▶ [SUPPLIED DATA]:
## start

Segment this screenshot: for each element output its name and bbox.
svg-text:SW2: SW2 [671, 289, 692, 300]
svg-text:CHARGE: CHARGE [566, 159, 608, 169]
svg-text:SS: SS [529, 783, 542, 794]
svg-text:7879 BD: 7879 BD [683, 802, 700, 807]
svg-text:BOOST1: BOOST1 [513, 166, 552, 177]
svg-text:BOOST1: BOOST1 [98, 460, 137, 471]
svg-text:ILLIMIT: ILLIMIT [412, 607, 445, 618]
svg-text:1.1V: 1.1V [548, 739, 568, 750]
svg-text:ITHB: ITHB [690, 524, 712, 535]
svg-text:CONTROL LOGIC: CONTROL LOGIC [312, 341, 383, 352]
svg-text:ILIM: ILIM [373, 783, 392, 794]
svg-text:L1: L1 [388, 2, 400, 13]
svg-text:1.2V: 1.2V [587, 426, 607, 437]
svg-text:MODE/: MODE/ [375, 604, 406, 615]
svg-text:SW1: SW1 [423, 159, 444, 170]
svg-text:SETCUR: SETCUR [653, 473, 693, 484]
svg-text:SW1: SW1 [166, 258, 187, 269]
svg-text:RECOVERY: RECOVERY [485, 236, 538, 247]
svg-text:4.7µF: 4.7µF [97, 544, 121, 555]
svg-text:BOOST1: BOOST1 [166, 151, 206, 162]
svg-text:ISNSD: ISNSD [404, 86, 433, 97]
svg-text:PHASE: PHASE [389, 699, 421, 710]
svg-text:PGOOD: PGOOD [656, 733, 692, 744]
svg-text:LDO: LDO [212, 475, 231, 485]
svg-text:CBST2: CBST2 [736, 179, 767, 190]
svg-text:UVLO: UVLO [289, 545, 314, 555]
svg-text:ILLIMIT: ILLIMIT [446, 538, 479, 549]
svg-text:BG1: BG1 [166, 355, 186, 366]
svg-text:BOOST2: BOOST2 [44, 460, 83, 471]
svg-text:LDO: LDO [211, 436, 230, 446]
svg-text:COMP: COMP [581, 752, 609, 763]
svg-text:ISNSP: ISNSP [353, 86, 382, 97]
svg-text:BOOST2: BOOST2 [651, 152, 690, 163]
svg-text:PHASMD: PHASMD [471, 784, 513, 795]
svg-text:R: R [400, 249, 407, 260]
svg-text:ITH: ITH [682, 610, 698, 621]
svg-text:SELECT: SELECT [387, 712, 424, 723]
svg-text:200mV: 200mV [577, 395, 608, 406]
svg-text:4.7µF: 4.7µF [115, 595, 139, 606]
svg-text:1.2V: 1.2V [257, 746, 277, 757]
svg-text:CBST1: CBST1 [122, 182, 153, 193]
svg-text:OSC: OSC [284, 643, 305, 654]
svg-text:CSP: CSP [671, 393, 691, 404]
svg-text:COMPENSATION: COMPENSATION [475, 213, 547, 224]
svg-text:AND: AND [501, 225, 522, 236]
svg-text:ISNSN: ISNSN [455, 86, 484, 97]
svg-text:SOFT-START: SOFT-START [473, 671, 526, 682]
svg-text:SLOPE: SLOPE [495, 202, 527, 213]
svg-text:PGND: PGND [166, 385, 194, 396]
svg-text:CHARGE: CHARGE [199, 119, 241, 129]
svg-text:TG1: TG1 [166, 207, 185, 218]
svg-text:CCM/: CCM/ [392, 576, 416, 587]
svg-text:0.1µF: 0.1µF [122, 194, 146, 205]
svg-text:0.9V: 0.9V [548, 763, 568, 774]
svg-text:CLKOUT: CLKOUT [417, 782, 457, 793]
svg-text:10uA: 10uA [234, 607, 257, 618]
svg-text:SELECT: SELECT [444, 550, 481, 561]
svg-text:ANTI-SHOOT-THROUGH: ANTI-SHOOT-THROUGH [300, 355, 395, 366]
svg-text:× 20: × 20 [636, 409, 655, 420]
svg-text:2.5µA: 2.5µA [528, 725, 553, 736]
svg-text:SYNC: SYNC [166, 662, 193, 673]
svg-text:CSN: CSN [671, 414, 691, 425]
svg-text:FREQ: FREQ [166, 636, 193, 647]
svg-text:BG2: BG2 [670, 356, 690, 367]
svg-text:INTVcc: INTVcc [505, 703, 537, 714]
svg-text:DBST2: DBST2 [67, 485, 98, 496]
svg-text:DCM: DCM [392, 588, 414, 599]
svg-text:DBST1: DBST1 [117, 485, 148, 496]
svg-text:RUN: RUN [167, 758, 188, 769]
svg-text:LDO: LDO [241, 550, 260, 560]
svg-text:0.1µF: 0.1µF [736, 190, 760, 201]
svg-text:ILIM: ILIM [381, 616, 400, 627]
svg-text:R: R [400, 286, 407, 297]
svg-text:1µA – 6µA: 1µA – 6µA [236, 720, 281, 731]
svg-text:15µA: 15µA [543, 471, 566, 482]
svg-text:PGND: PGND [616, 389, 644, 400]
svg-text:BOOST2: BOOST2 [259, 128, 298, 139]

## end

Please retype the entries from the very first line through the line containing "svg-text:ITHB: ITHB [690, 524, 712, 535]", both ends included.

Segment this screenshot: for each element output its name and bbox.
svg-text:SW2: SW2 [671, 289, 692, 300]
svg-text:CHARGE: CHARGE [566, 159, 608, 169]
svg-text:SS: SS [529, 783, 542, 794]
svg-text:7879 BD: 7879 BD [683, 802, 700, 807]
svg-text:BOOST1: BOOST1 [513, 166, 552, 177]
svg-text:BOOST1: BOOST1 [98, 460, 137, 471]
svg-text:ILLIMIT: ILLIMIT [412, 607, 445, 618]
svg-text:1.1V: 1.1V [548, 739, 568, 750]
svg-text:ITHB: ITHB [690, 524, 712, 535]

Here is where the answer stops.